• **Exercise aim**
List each line of the records below that contains the string "payer". Treat uppercase and lowercase as different.
* start Material for this task *
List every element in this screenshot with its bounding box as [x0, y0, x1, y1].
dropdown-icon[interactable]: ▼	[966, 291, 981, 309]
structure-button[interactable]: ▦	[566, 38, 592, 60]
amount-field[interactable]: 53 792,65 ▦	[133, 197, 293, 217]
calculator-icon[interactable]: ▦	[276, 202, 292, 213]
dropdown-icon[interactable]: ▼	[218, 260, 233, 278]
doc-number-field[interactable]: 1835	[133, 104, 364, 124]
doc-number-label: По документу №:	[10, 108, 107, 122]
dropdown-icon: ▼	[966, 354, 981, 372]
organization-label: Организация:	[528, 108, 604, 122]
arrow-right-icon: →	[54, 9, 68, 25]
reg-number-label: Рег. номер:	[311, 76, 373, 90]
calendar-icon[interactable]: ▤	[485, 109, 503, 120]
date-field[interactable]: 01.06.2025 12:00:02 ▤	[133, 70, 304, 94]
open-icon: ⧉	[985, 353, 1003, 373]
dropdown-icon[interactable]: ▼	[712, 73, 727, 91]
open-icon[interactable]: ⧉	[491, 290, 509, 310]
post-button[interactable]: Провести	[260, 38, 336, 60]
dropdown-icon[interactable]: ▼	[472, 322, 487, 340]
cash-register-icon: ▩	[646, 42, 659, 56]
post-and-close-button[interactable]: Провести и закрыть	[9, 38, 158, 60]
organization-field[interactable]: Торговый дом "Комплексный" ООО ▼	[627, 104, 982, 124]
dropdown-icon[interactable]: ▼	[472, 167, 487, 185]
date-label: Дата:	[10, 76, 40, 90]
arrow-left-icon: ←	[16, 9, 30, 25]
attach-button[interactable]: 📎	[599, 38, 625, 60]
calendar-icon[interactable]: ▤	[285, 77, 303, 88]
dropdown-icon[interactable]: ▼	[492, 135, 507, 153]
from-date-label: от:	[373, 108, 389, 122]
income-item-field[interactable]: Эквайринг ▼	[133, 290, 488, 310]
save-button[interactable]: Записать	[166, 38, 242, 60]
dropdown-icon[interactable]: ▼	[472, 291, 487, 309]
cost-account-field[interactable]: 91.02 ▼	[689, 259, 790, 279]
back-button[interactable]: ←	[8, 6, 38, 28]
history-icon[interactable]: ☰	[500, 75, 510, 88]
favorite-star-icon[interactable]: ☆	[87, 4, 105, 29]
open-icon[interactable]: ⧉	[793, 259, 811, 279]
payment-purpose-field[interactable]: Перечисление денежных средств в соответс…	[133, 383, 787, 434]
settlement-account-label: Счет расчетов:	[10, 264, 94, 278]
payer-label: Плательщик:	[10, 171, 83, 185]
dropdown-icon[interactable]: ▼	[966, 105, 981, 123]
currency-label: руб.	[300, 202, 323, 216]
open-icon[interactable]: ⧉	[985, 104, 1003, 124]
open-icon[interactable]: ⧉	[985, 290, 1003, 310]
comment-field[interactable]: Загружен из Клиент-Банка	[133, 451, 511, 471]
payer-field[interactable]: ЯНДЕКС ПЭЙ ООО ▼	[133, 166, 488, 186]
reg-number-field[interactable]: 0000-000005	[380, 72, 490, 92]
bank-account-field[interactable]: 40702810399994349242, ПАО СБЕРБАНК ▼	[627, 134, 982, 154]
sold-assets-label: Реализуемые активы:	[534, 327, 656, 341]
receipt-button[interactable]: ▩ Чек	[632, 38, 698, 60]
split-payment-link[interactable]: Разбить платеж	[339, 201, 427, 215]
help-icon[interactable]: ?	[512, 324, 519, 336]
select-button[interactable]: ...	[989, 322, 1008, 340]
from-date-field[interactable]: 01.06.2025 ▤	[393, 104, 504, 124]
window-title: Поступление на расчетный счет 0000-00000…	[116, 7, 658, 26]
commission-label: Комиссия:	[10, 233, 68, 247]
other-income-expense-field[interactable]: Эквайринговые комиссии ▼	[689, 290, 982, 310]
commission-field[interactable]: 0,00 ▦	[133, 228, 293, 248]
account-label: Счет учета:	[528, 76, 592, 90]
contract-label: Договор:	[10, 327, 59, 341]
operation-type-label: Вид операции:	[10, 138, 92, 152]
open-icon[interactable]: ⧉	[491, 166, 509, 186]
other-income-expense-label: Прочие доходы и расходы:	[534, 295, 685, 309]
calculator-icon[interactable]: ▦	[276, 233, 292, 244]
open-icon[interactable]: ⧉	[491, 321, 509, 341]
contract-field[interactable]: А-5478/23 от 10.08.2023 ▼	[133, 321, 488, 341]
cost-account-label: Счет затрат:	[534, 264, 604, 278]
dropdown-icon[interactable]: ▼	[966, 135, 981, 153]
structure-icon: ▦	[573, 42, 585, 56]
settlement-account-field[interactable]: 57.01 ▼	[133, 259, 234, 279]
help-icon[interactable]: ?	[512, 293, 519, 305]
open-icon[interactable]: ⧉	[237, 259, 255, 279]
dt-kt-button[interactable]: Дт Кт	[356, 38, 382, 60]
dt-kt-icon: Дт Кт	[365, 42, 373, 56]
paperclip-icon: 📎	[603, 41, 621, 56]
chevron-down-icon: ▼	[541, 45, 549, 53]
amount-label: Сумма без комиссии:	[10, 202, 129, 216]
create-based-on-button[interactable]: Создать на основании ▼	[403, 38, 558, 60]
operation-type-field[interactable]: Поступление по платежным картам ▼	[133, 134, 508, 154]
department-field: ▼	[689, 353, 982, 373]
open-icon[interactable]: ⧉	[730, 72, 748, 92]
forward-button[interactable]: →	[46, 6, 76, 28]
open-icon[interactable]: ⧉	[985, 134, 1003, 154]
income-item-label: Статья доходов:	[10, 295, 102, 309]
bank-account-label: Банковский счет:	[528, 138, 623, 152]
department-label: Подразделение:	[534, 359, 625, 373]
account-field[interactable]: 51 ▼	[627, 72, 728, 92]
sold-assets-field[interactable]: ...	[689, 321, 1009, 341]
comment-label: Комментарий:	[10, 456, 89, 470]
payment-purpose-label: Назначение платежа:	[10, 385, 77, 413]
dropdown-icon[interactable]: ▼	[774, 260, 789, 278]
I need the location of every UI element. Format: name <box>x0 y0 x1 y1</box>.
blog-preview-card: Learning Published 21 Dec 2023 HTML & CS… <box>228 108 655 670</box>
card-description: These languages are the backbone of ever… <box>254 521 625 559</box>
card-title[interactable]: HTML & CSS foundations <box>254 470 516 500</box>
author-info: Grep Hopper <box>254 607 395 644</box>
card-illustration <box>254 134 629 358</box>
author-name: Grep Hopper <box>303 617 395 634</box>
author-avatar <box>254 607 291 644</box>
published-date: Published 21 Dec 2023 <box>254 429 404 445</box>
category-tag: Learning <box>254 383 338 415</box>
* end Material for this task *
• **Complete answer**
payer-label: Плательщик:	[10, 171, 83, 185]
payer-field[interactable]: ЯНДЕКС ПЭЙ ООО ▼	[133, 166, 488, 186]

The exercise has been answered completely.